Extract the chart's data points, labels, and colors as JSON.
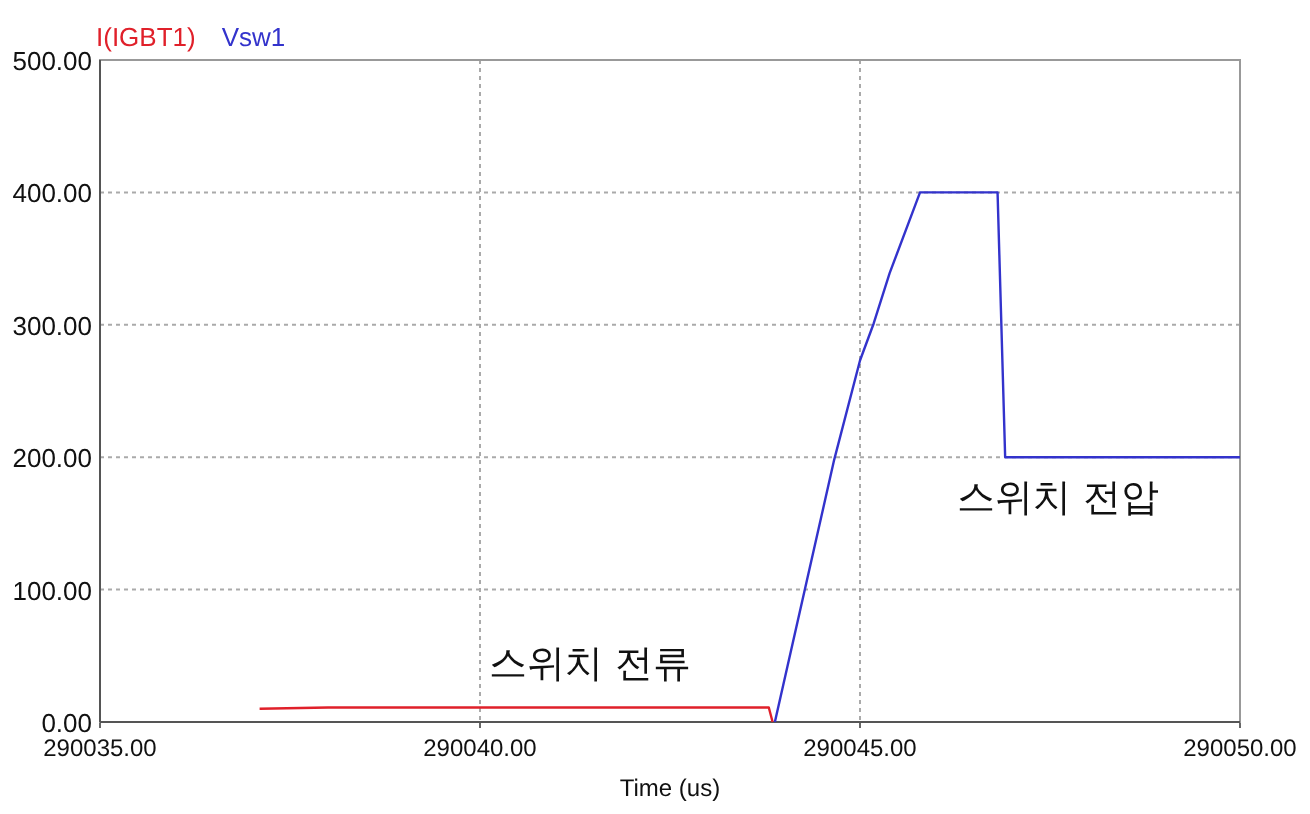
{
  "chart_data": {
    "type": "line",
    "xlabel": "Time (us)",
    "series": [
      {
        "name": "I(IGBT1)",
        "color": "#e0202a",
        "x": [
          290037.1,
          290038.0,
          290043.8,
          290043.85
        ],
        "values": [
          10,
          11,
          11,
          0
        ]
      },
      {
        "name": "Vsw1",
        "color": "#3333cc",
        "x": [
          290043.88,
          290044.66,
          290045.0,
          290045.18,
          290045.39,
          290045.79,
          290046.81,
          290046.91,
          290050.0
        ],
        "values": [
          0,
          198,
          273,
          301,
          339,
          400,
          400,
          200,
          200
        ]
      }
    ],
    "xlim": [
      290035,
      290050
    ],
    "xticks": [
      {
        "value": 290035,
        "label": "290035.00"
      },
      {
        "value": 290040,
        "label": "290040.00"
      },
      {
        "value": 290045,
        "label": "290045.00"
      },
      {
        "value": 290050,
        "label": "290050.00"
      }
    ],
    "ylim": [
      0,
      500
    ],
    "yticks": [
      {
        "value": 0,
        "label": "0.00"
      },
      {
        "value": 100,
        "label": "100.00"
      },
      {
        "value": 200,
        "label": "200.00"
      },
      {
        "value": 300,
        "label": "300.00"
      },
      {
        "value": 400,
        "label": "400.00"
      },
      {
        "value": 500,
        "label": "500.00"
      }
    ],
    "grid": true,
    "legend": "top left",
    "annotations": [
      "스위치 전류",
      "스위치 전압"
    ]
  }
}
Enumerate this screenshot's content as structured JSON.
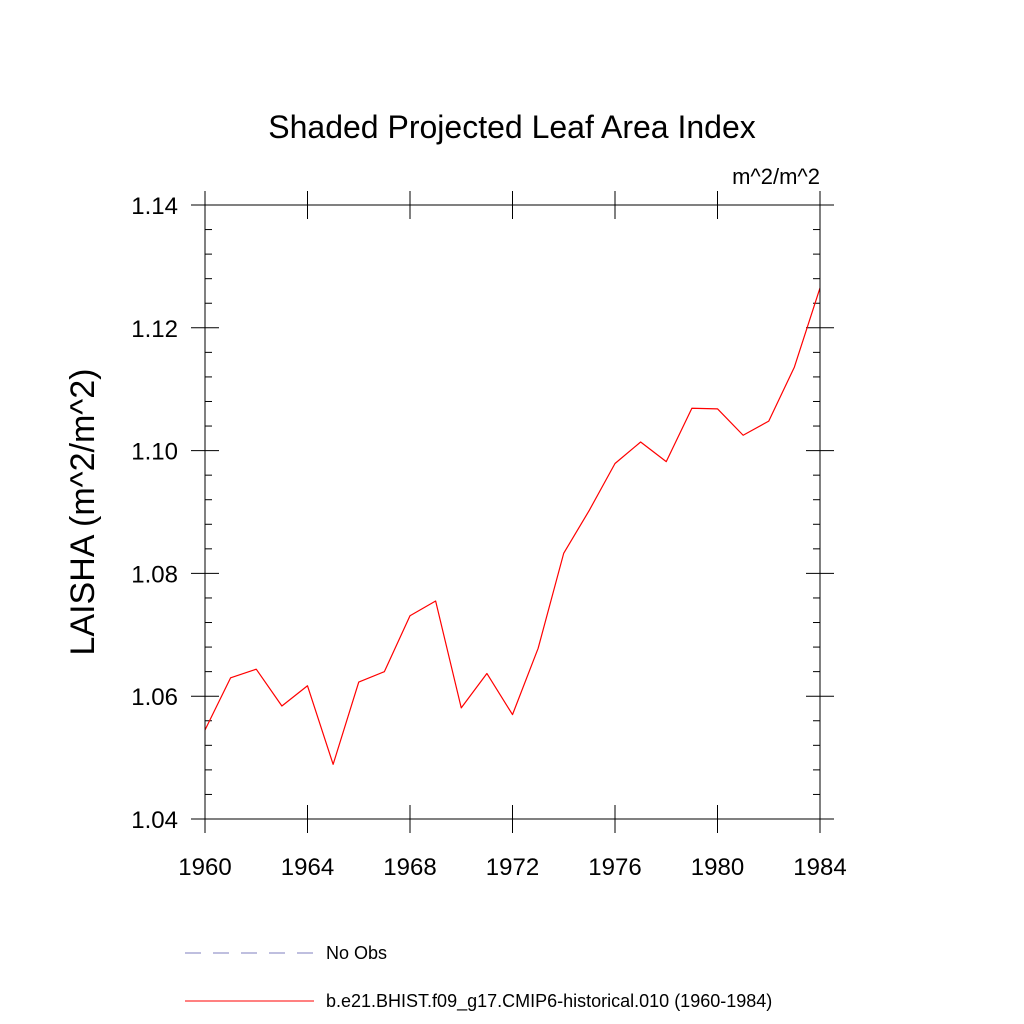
{
  "chart_data": {
    "type": "line",
    "title": "Shaded Projected Leaf Area Index",
    "units": "m^2/m^2",
    "xlabel": "",
    "ylabel": "LAISHA  (m^2/m^2)",
    "xlim": [
      1960,
      1984
    ],
    "ylim": [
      1.04,
      1.14
    ],
    "xticks": [
      1960,
      1964,
      1968,
      1972,
      1976,
      1980,
      1984
    ],
    "xtick_labels": [
      "1960",
      "1964",
      "1968",
      "1972",
      "1976",
      "1980",
      "1984"
    ],
    "yticks": [
      1.04,
      1.06,
      1.08,
      1.1,
      1.12,
      1.14
    ],
    "ytick_labels": [
      "1.04",
      "1.06",
      "1.08",
      "1.10",
      "1.12",
      "1.14"
    ],
    "grid": false,
    "legend_position": "bottom",
    "series": [
      {
        "name": "b.e21.BHIST.f09_g17.CMIP6-historical.010 (1960-1984)",
        "color": "#ff0000",
        "style": "solid",
        "x": [
          1960,
          1961,
          1962,
          1963,
          1964,
          1965,
          1966,
          1967,
          1968,
          1969,
          1970,
          1971,
          1972,
          1973,
          1974,
          1975,
          1976,
          1977,
          1978,
          1979,
          1980,
          1981,
          1982,
          1983,
          1984
        ],
        "y": [
          1.0545,
          1.063,
          1.0644,
          1.0584,
          1.0617,
          1.0489,
          1.0623,
          1.064,
          1.0731,
          1.0755,
          1.0581,
          1.0637,
          1.057,
          1.0678,
          1.0833,
          1.0903,
          1.0979,
          1.1014,
          1.0982,
          1.1069,
          1.1068,
          1.1025,
          1.1048,
          1.1136,
          1.1265
        ]
      }
    ],
    "legend": [
      {
        "label": "No Obs",
        "color": "#7f7fbf",
        "style": "dashed"
      },
      {
        "label": "b.e21.BHIST.f09_g17.CMIP6-historical.010 (1960-1984)",
        "color": "#ff0000",
        "style": "solid"
      }
    ]
  }
}
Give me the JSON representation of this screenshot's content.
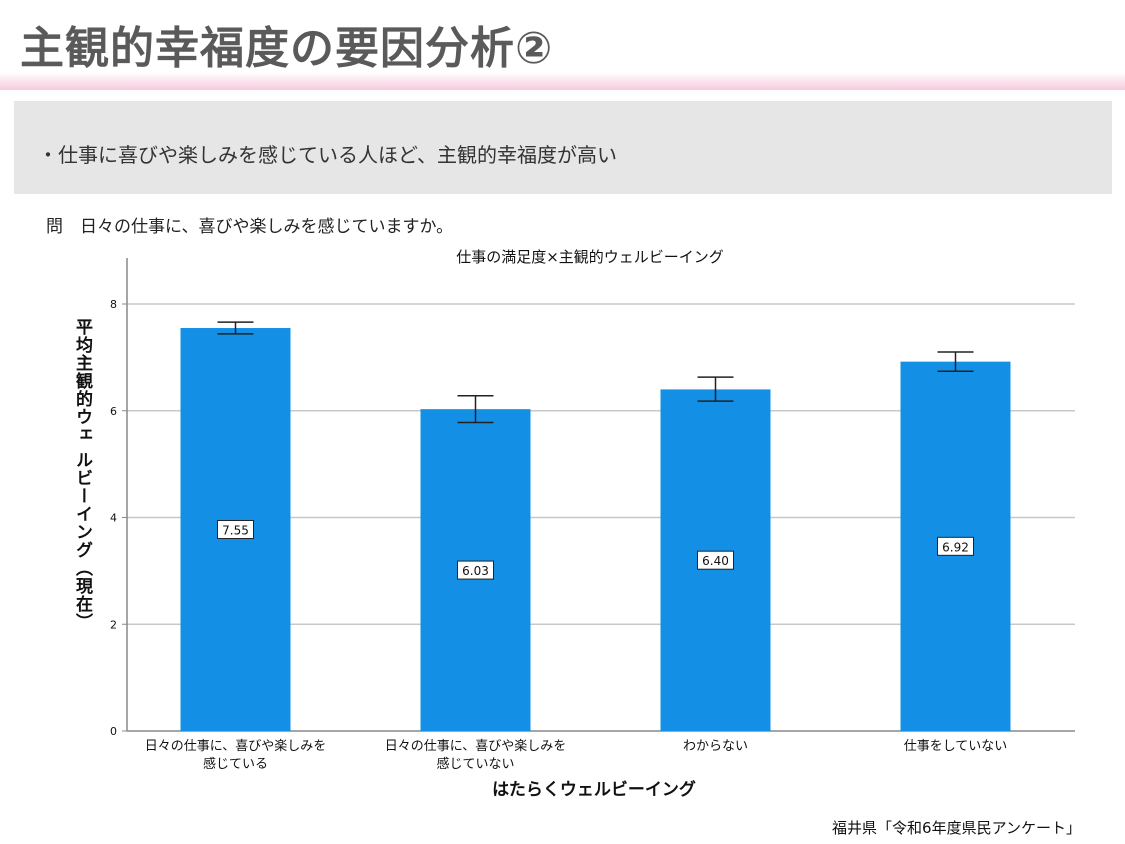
{
  "header": {
    "title": "主観的幸福度の要因分析②"
  },
  "summary": {
    "text": "・仕事に喜びや楽しみを感じている人ほど、主観的幸福度が高い"
  },
  "question": {
    "text": "問　日々の仕事に、喜びや楽しみを感じていますか。"
  },
  "source": {
    "text": "福井県「令和6年度県民アンケート」"
  },
  "colors": {
    "bar": "#1390e6",
    "grid": "#c8c8c8"
  },
  "chart_data": {
    "type": "bar",
    "title": "仕事の満足度×主観的ウェルビーイング",
    "xlabel": "はたらくウェルビーイング",
    "ylabel": "平均主観的ウェ ルビーイング（現在）",
    "ylim": [
      0,
      8
    ],
    "yticks": [
      0,
      2,
      4,
      6,
      8
    ],
    "grid": true,
    "categories": [
      [
        "日々の仕事に、喜びや楽しみを",
        "感じている"
      ],
      [
        "日々の仕事に、喜びや楽しみを",
        "感じていない"
      ],
      [
        "わからない"
      ],
      [
        "仕事をしていない"
      ]
    ],
    "values": [
      7.55,
      6.03,
      6.4,
      6.92
    ],
    "labels": [
      "7.55",
      "6.03",
      "6.40",
      "6.92"
    ],
    "error_low": [
      7.44,
      5.78,
      6.18,
      6.74
    ],
    "error_high": [
      7.66,
      6.28,
      6.63,
      7.1
    ]
  }
}
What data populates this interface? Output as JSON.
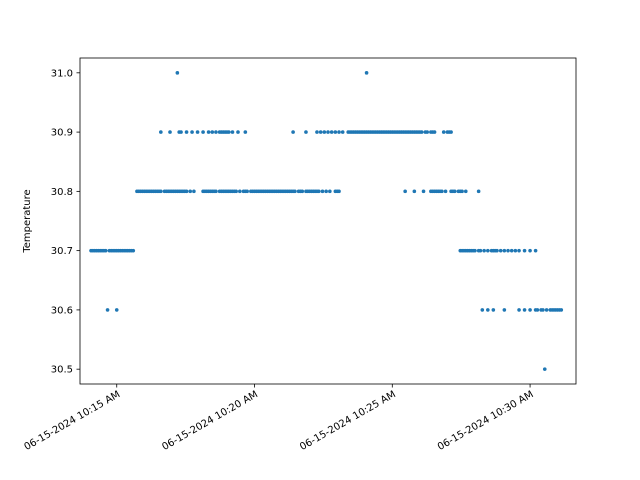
{
  "chart_data": {
    "type": "scatter",
    "title": "",
    "xlabel": "",
    "ylabel": "Temperature",
    "x_is_datetime": true,
    "xlim": [
      "06-15-2024 10:13:40 AM",
      "06-15-2024 10:31:40 AM"
    ],
    "ylim": [
      30.475,
      31.025
    ],
    "grid": false,
    "legend": "none",
    "marker_color": "#1f77b4",
    "x_ticks": [
      "06-15-2024 10:15 AM",
      "06-15-2024 10:20 AM",
      "06-15-2024 10:25 AM",
      "06-15-2024 10:30 AM"
    ],
    "x_tick_times": [
      "10:15:00",
      "10:20:00",
      "10:25:00",
      "10:30:00"
    ],
    "y_ticks": [
      30.5,
      30.6,
      30.7,
      30.8,
      30.9,
      31.0
    ],
    "y_tick_labels": [
      "30.5",
      "30.6",
      "30.7",
      "30.8",
      "30.9",
      "31.0"
    ],
    "series": [
      {
        "x": [
          "10:14:04",
          "10:14:08",
          "10:14:12",
          "10:14:16",
          "10:14:20",
          "10:14:24",
          "10:14:28",
          "10:14:32",
          "10:14:36",
          "10:14:44",
          "10:14:48",
          "10:14:52",
          "10:14:56",
          "10:15:00",
          "10:15:04",
          "10:15:08",
          "10:15:12",
          "10:15:16",
          "10:15:20",
          "10:15:24",
          "10:15:28",
          "10:15:32",
          "10:15:36",
          "10:15:44",
          "10:15:48",
          "10:15:52",
          "10:15:56",
          "10:16:00",
          "10:16:04",
          "10:16:08",
          "10:16:12",
          "10:16:16",
          "10:16:20",
          "10:16:24",
          "10:16:28",
          "10:16:32",
          "10:16:36",
          "10:16:44",
          "10:16:48",
          "10:16:52",
          "10:16:56",
          "10:17:00",
          "10:17:04",
          "10:17:08",
          "10:17:12",
          "10:17:16",
          "10:17:20",
          "10:17:24",
          "10:17:28",
          "10:17:32",
          "10:17:40",
          "10:17:48",
          "10:18:08",
          "10:18:12",
          "10:18:16",
          "10:18:20",
          "10:18:24",
          "10:18:28",
          "10:18:32",
          "10:18:36",
          "10:18:44",
          "10:18:48",
          "10:18:52",
          "10:18:56",
          "10:19:00",
          "10:19:04",
          "10:19:08",
          "10:19:12",
          "10:19:16",
          "10:19:20",
          "10:19:28",
          "10:19:36",
          "10:19:40",
          "10:19:44",
          "10:19:52",
          "10:19:56",
          "10:20:00",
          "10:20:04",
          "10:20:08",
          "10:20:12",
          "10:20:16",
          "10:20:20",
          "10:20:24",
          "10:20:28",
          "10:20:32",
          "10:20:36",
          "10:20:40",
          "10:20:44",
          "10:20:48",
          "10:20:52",
          "10:20:56",
          "10:21:00",
          "10:21:04",
          "10:21:08",
          "10:21:12",
          "10:21:16",
          "10:21:20",
          "10:21:24",
          "10:21:28",
          "10:21:36",
          "10:21:40",
          "10:21:44",
          "10:21:52",
          "10:21:56",
          "10:22:00",
          "10:22:04",
          "10:22:08",
          "10:22:12",
          "10:22:16",
          "10:22:20",
          "10:22:28",
          "10:22:36",
          "10:22:44",
          "10:22:56",
          "10:23:00",
          "10:23:04",
          "10:16:36",
          "10:16:56",
          "10:17:16",
          "10:17:20",
          "10:17:32",
          "10:17:44",
          "10:17:56",
          "10:18:08",
          "10:18:20",
          "10:18:28",
          "10:18:36",
          "10:18:44",
          "10:18:48",
          "10:18:52",
          "10:18:56",
          "10:19:00",
          "10:19:04",
          "10:19:12",
          "10:19:24",
          "10:19:40",
          "10:21:24",
          "10:21:52",
          "10:22:16",
          "10:22:24",
          "10:22:32",
          "10:22:40",
          "10:22:48",
          "10:22:56",
          "10:23:04",
          "10:23:12",
          "10:23:24",
          "10:23:28",
          "10:23:32",
          "10:23:36",
          "10:23:40",
          "10:23:44",
          "10:23:48",
          "10:23:52",
          "10:23:56",
          "10:24:00",
          "10:24:04",
          "10:24:08",
          "10:24:12",
          "10:24:16",
          "10:24:20",
          "10:24:24",
          "10:24:28",
          "10:24:32",
          "10:24:36",
          "10:24:40",
          "10:24:44",
          "10:24:48",
          "10:24:52",
          "10:24:56",
          "10:25:00",
          "10:25:04",
          "10:25:08",
          "10:25:12",
          "10:25:16",
          "10:25:20",
          "10:25:24",
          "10:25:28",
          "10:25:32",
          "10:25:36",
          "10:25:40",
          "10:25:44",
          "10:25:48",
          "10:25:52",
          "10:25:56",
          "10:26:00",
          "10:26:04",
          "10:26:12",
          "10:26:16",
          "10:26:24",
          "10:26:28",
          "10:26:32",
          "10:26:52",
          "10:27:00",
          "10:27:04",
          "10:27:08",
          "10:17:12",
          "10:24:04",
          "10:25:28",
          "10:25:48",
          "10:26:08",
          "10:26:24",
          "10:26:28",
          "10:26:32",
          "10:26:36",
          "10:26:40",
          "10:26:44",
          "10:26:48",
          "10:26:56",
          "10:27:08",
          "10:27:12",
          "10:27:16",
          "10:27:24",
          "10:27:28",
          "10:27:32",
          "10:27:40",
          "10:28:08",
          "10:27:28",
          "10:27:32",
          "10:27:36",
          "10:27:40",
          "10:27:44",
          "10:27:48",
          "10:27:52",
          "10:27:56",
          "10:28:00",
          "10:28:08",
          "10:28:12",
          "10:28:20",
          "10:28:28",
          "10:28:36",
          "10:28:40",
          "10:28:44",
          "10:28:48",
          "10:28:56",
          "10:29:04",
          "10:29:12",
          "10:29:20",
          "10:29:28",
          "10:29:36",
          "10:29:48",
          "10:30:00",
          "10:30:12",
          "10:14:40",
          "10:15:00",
          "10:28:16",
          "10:28:28",
          "10:28:40",
          "10:29:04",
          "10:29:36",
          "10:29:48",
          "10:30:00",
          "10:30:12",
          "10:30:16",
          "10:30:24",
          "10:30:28",
          "10:30:36",
          "10:30:44",
          "10:30:48",
          "10:30:52",
          "10:30:56",
          "10:31:00",
          "10:31:04",
          "10:31:08",
          "10:30:32"
        ],
        "y": [
          30.7,
          30.7,
          30.7,
          30.7,
          30.7,
          30.7,
          30.7,
          30.7,
          30.7,
          30.7,
          30.7,
          30.7,
          30.7,
          30.7,
          30.7,
          30.7,
          30.7,
          30.7,
          30.7,
          30.7,
          30.7,
          30.7,
          30.7,
          30.8,
          30.8,
          30.8,
          30.8,
          30.8,
          30.8,
          30.8,
          30.8,
          30.8,
          30.8,
          30.8,
          30.8,
          30.8,
          30.8,
          30.8,
          30.8,
          30.8,
          30.8,
          30.8,
          30.8,
          30.8,
          30.8,
          30.8,
          30.8,
          30.8,
          30.8,
          30.8,
          30.8,
          30.8,
          30.8,
          30.8,
          30.8,
          30.8,
          30.8,
          30.8,
          30.8,
          30.8,
          30.8,
          30.8,
          30.8,
          30.8,
          30.8,
          30.8,
          30.8,
          30.8,
          30.8,
          30.8,
          30.8,
          30.8,
          30.8,
          30.8,
          30.8,
          30.8,
          30.8,
          30.8,
          30.8,
          30.8,
          30.8,
          30.8,
          30.8,
          30.8,
          30.8,
          30.8,
          30.8,
          30.8,
          30.8,
          30.8,
          30.8,
          30.8,
          30.8,
          30.8,
          30.8,
          30.8,
          30.8,
          30.8,
          30.8,
          30.8,
          30.8,
          30.8,
          30.8,
          30.8,
          30.8,
          30.8,
          30.8,
          30.8,
          30.8,
          30.8,
          30.8,
          30.8,
          30.8,
          30.8,
          30.8,
          30.8,
          30.9,
          30.9,
          30.9,
          30.9,
          30.9,
          30.9,
          30.9,
          30.9,
          30.9,
          30.9,
          30.9,
          30.9,
          30.9,
          30.9,
          30.9,
          30.9,
          30.9,
          30.9,
          30.9,
          30.9,
          30.9,
          30.9,
          30.9,
          30.9,
          30.9,
          30.9,
          30.9,
          30.9,
          30.9,
          30.9,
          30.9,
          30.9,
          30.9,
          30.9,
          30.9,
          30.9,
          30.9,
          30.9,
          30.9,
          30.9,
          30.9,
          30.9,
          30.9,
          30.9,
          30.9,
          30.9,
          30.9,
          30.9,
          30.9,
          30.9,
          30.9,
          30.9,
          30.9,
          30.9,
          30.9,
          30.9,
          30.9,
          30.9,
          30.9,
          30.9,
          30.9,
          30.9,
          30.9,
          30.9,
          30.9,
          30.9,
          30.9,
          30.9,
          30.9,
          30.9,
          30.9,
          30.9,
          30.9,
          30.9,
          30.9,
          30.9,
          30.9,
          30.9,
          30.9,
          30.9,
          31.0,
          31.0,
          30.8,
          30.8,
          30.8,
          30.8,
          30.8,
          30.8,
          30.8,
          30.8,
          30.8,
          30.8,
          30.8,
          30.8,
          30.8,
          30.8,
          30.8,
          30.8,
          30.8,
          30.8,
          30.8,
          30.7,
          30.7,
          30.7,
          30.7,
          30.7,
          30.7,
          30.7,
          30.7,
          30.7,
          30.7,
          30.7,
          30.7,
          30.7,
          30.7,
          30.7,
          30.7,
          30.7,
          30.7,
          30.7,
          30.7,
          30.7,
          30.7,
          30.7,
          30.7,
          30.7,
          30.7,
          30.6,
          30.6,
          30.6,
          30.6,
          30.6,
          30.6,
          30.6,
          30.6,
          30.6,
          30.6,
          30.6,
          30.6,
          30.6,
          30.6,
          30.6,
          30.6,
          30.6,
          30.6,
          30.6,
          30.6,
          30.6,
          30.5
        ]
      }
    ]
  }
}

- [What is asked]: Looking at the records above, say how many lines hold the string "screenshot". Write nothing but the number.

- [Output below]: 2